PROBLEM TO SOLVE: Read the records below and copy each line that contains "content".

=-=-=

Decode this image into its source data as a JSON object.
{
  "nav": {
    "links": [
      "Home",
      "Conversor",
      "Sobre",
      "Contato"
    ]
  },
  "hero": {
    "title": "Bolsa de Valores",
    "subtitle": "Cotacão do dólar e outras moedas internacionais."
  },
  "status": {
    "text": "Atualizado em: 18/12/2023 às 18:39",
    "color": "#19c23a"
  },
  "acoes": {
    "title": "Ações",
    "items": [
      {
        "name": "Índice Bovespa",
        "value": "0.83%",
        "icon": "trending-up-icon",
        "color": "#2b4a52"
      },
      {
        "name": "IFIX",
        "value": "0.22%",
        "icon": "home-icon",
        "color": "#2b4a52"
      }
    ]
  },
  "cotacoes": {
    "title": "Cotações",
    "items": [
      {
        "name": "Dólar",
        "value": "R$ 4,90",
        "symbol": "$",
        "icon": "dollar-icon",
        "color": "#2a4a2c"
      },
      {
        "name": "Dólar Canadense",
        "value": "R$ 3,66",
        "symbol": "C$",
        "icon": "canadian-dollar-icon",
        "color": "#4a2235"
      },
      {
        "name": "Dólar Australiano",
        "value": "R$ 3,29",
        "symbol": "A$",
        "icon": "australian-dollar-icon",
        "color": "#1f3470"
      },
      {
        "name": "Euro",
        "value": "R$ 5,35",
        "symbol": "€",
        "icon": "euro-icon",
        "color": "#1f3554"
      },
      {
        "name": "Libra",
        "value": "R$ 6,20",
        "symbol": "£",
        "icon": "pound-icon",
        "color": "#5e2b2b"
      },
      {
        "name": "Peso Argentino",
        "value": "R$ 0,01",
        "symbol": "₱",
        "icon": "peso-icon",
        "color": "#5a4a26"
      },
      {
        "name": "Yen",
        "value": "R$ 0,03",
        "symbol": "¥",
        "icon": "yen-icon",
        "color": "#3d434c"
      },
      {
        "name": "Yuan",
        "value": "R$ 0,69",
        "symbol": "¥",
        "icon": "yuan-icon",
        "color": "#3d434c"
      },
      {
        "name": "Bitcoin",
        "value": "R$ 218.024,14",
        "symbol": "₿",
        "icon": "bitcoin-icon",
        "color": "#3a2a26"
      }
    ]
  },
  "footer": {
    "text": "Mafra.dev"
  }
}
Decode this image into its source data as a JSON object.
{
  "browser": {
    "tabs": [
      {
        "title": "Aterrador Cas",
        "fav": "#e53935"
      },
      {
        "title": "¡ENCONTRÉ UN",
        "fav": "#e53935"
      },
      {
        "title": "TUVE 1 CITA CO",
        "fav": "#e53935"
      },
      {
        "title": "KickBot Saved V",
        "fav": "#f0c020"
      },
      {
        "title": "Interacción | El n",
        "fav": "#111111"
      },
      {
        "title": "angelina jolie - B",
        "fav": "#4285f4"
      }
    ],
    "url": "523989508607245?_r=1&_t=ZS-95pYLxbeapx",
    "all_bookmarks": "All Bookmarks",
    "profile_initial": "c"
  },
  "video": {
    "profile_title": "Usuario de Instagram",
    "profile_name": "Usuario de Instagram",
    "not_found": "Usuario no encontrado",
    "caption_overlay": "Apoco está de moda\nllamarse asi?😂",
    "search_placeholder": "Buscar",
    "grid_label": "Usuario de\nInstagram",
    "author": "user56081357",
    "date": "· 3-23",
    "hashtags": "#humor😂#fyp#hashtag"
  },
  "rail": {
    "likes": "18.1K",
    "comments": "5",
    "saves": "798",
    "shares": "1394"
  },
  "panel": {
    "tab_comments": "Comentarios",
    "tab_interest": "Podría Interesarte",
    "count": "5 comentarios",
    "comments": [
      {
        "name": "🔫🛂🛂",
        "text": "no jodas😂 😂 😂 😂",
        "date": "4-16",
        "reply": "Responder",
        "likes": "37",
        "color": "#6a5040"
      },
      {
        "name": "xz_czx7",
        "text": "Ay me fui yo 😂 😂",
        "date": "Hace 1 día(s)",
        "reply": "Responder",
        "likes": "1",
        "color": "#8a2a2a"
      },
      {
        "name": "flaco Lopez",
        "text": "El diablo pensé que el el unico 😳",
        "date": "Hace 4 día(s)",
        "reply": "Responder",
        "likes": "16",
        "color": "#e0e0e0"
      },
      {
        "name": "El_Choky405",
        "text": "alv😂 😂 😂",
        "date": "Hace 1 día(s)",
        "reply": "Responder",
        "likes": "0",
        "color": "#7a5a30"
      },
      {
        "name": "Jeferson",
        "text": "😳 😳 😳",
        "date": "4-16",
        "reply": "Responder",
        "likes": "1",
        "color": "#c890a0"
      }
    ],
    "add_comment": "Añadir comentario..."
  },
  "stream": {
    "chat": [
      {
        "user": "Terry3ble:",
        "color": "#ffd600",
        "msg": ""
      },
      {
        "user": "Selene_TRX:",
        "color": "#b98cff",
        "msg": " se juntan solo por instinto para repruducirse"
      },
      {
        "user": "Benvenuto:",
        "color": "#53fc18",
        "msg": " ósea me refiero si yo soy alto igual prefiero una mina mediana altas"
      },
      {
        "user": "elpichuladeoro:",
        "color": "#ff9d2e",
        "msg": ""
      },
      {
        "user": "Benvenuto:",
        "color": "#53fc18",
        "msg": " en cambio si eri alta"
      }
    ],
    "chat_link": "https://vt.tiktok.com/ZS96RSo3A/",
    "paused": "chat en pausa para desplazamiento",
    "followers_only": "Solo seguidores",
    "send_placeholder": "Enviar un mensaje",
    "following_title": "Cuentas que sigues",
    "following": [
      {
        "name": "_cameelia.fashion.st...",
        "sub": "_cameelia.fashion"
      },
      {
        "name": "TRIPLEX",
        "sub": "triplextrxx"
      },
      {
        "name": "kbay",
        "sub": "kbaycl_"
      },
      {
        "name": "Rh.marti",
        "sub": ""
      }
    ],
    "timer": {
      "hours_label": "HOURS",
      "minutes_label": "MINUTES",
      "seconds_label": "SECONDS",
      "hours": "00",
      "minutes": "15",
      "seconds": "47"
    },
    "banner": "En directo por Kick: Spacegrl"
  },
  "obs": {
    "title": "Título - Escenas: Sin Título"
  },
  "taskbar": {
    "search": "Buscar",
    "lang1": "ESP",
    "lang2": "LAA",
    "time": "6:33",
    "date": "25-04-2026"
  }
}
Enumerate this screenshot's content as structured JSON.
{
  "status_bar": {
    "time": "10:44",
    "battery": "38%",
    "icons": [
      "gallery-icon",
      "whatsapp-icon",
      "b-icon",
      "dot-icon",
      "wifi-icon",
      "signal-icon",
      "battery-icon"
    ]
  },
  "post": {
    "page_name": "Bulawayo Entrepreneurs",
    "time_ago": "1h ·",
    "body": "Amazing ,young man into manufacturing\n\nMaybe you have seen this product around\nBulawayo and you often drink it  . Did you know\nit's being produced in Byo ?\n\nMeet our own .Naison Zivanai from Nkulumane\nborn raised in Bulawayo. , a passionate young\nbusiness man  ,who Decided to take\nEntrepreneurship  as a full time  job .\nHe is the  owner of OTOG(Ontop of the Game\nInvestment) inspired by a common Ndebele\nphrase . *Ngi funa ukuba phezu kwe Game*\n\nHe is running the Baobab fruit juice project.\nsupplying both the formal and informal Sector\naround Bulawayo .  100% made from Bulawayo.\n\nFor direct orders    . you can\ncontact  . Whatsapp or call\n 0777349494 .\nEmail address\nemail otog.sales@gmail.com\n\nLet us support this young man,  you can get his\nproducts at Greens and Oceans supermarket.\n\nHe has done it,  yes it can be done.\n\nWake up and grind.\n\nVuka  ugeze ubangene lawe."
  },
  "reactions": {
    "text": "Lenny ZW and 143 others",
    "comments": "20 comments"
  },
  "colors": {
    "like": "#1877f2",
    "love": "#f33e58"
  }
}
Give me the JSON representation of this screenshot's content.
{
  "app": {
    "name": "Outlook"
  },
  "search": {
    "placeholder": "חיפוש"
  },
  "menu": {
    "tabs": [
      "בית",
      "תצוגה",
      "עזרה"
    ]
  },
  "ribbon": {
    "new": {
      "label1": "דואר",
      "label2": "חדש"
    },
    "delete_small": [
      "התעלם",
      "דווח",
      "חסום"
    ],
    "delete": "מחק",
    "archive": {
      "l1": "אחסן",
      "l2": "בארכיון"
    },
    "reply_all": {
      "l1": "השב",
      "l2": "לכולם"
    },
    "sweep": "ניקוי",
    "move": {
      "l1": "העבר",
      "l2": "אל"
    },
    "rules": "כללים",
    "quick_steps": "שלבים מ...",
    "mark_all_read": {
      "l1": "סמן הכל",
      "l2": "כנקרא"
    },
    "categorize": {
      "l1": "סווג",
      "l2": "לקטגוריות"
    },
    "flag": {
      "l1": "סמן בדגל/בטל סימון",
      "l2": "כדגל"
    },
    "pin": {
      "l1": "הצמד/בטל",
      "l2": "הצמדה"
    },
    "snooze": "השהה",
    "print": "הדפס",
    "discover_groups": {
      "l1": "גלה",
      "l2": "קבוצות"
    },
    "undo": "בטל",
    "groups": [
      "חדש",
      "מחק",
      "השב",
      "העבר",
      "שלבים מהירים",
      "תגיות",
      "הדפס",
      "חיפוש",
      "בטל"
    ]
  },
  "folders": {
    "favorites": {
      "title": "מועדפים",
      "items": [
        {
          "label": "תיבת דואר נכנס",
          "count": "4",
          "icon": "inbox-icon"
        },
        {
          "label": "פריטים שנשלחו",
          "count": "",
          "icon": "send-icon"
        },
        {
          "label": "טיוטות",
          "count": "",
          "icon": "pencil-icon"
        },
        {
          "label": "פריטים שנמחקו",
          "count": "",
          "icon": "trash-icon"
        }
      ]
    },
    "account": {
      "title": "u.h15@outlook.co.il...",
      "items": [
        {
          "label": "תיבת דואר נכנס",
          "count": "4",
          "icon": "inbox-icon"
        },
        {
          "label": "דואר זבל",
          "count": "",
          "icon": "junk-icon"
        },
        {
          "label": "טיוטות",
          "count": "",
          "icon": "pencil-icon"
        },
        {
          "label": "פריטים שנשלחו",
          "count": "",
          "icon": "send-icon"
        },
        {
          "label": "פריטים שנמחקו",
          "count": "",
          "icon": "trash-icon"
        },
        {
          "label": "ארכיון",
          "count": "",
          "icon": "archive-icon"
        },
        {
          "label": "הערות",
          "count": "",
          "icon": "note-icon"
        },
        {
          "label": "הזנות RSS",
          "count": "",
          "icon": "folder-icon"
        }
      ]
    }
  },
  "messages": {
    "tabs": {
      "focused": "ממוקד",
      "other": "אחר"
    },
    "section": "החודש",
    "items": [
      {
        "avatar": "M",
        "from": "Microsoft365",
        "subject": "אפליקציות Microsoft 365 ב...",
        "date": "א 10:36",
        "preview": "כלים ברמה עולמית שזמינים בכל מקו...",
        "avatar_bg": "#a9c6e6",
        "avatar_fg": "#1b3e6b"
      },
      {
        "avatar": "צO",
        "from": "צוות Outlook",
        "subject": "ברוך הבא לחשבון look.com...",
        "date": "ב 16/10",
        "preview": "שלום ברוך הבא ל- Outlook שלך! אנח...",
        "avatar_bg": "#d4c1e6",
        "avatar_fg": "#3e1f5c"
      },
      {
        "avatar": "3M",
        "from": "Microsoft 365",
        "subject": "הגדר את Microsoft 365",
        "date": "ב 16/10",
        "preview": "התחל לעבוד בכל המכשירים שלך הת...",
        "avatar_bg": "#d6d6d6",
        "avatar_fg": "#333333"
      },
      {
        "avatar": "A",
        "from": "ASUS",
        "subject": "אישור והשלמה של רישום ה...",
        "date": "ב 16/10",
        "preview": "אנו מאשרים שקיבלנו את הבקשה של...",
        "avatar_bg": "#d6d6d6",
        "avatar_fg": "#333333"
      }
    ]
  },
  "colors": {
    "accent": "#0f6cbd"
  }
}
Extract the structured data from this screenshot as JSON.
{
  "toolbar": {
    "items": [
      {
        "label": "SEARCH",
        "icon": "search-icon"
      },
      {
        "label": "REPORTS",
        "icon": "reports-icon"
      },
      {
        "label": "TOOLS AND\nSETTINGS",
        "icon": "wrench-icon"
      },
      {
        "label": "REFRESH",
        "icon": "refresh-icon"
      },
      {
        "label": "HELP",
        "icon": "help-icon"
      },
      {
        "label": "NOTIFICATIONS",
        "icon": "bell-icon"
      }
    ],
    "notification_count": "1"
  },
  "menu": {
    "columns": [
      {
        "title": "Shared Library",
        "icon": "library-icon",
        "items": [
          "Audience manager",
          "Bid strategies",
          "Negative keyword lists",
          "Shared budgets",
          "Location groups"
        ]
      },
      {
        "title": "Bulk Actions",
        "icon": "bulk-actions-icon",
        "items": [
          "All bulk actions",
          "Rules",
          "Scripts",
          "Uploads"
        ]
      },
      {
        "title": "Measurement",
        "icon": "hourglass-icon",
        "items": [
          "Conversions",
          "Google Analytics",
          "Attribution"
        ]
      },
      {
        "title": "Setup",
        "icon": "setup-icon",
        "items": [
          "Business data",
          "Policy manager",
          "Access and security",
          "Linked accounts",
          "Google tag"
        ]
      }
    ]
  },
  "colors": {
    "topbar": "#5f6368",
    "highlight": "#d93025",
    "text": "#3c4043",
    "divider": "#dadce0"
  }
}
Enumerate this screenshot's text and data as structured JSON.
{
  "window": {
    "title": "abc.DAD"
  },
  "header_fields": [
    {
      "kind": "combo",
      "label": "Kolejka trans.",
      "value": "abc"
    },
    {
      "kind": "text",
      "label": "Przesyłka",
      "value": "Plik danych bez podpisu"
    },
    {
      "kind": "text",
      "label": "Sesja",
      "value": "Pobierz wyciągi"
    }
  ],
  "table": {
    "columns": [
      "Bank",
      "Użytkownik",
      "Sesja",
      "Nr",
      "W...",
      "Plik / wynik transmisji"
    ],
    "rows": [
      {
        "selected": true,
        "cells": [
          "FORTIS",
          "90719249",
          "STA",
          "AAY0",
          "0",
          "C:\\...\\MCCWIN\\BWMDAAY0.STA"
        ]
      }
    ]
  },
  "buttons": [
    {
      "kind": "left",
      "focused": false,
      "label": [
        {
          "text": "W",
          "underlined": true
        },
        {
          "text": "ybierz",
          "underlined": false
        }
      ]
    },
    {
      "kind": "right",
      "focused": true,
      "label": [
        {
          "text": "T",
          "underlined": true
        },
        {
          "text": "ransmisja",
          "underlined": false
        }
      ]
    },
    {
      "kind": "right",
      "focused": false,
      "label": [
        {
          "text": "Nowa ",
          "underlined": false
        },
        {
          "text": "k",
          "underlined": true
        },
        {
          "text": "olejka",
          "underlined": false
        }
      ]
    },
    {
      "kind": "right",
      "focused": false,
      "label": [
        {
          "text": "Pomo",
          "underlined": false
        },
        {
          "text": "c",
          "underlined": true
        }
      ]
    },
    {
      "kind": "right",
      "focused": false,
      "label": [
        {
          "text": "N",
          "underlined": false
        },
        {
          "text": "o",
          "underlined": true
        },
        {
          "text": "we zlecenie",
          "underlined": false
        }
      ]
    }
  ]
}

=-=-=

TASK ANSWER:
Enumerate this screenshot's content as structured JSON.
Give me the JSON representation of this screenshot's content.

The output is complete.